* Begin SOURCE EXTRACT *

Above: California Gov. Arnold Schwarzenegger and Acting Secretary of Cal E.M.A. Matt Bettenhausen walk through rubble as they tour homes that were burned by the Station Fire September 2, 2009 at Vogel Flats near Tujunga, California. Fire officials said that the deadly 140,000 acre Station Fire was human caused. The fire, now 22 percent contained, has destroyed over 70 structures and has forced thousands of evacuations as several thousand homes are continue to be threatened. Two firefighters were also killed on Sunday trying to save an inmate fire-crew camp on Mount Gleason.

— A streak of soot on a rock. Singed bark on a tree. Charred plants and grasses.

Even in a landscape blackened by wildfire, clues abound for investigators following the path of a blaze back to its point of origin and trying to find out how it started.

In the hills above Los Angeles, a team of U.S. Forest Service investigators is undertaking that hunt as they work to learn what, or who, sparked one of the largest wildfires in Southern California history.

The blaze has claimed the lives of two firefighters, ravaged more than 250 square miles, destroyed more than 60 homes and continues to chew through a forest normally enjoyed by Los Angeles residents escaping the sweltering city.

* End SOURCE EXTRACT *

*GIVEN EXERCISE:* From the Station Fire text, print word for word the passage starting with "In the hills" and going on through "Southern California history.".

* Begin GIVEN DATA *

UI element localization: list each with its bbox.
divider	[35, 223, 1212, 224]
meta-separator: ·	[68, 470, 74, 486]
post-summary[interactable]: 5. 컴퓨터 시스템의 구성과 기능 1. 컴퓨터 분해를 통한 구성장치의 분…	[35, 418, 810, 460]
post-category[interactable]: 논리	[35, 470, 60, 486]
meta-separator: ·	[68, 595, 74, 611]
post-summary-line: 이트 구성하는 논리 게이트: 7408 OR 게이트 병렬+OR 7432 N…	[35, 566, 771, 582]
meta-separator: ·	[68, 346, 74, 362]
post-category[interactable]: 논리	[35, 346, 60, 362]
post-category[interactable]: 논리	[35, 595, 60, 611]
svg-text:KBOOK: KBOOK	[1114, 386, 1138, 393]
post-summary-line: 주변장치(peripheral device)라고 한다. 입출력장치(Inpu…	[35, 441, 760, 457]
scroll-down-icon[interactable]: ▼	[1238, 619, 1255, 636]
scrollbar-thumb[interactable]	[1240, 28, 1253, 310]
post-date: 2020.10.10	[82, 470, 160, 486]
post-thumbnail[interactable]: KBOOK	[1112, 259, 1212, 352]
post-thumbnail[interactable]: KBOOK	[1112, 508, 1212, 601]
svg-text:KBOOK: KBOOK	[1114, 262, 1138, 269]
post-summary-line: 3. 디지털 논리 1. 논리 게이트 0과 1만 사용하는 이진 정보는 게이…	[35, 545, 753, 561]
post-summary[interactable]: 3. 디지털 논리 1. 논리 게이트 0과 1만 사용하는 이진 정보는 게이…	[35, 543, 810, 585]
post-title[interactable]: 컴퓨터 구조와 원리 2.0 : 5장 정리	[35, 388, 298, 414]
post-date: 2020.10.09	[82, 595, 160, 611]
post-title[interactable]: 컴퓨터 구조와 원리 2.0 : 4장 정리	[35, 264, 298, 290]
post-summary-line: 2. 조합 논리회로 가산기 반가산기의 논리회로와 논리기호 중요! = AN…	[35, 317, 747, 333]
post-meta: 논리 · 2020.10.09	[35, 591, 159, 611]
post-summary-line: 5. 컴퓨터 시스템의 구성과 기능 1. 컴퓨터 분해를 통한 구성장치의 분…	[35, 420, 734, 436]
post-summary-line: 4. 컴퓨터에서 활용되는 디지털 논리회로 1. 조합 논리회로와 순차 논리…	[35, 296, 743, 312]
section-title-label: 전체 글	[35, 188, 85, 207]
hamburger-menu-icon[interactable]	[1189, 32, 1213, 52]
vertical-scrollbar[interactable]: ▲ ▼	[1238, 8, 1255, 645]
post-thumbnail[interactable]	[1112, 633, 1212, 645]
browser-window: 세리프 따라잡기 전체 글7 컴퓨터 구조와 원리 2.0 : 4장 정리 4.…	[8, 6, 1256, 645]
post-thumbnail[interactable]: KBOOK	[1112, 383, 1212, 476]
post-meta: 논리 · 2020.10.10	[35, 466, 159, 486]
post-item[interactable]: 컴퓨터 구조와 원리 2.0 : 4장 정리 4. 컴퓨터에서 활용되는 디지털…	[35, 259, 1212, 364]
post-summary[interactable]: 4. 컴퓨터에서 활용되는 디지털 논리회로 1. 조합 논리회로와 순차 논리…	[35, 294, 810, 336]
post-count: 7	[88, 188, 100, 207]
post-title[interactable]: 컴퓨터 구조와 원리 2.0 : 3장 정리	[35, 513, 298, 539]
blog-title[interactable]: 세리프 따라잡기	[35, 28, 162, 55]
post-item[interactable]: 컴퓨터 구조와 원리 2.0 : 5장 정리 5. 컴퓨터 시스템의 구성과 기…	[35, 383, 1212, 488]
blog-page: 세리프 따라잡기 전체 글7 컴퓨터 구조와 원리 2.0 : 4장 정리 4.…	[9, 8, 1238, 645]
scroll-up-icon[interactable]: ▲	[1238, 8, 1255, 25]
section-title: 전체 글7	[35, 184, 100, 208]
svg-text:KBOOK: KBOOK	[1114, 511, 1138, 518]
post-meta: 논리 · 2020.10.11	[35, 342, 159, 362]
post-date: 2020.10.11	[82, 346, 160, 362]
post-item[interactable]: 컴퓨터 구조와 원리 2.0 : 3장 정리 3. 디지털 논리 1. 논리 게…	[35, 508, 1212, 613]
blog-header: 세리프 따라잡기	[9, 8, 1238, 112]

* End GIVEN DATA *

*ANSWER FOR THIS EXERCISE:*
In the hills above Los Angeles, a team of U.S. Forest Service investigators is undertaking that hunt as they work to learn what, or who, sparked one of the largest wildfires in Southern California history.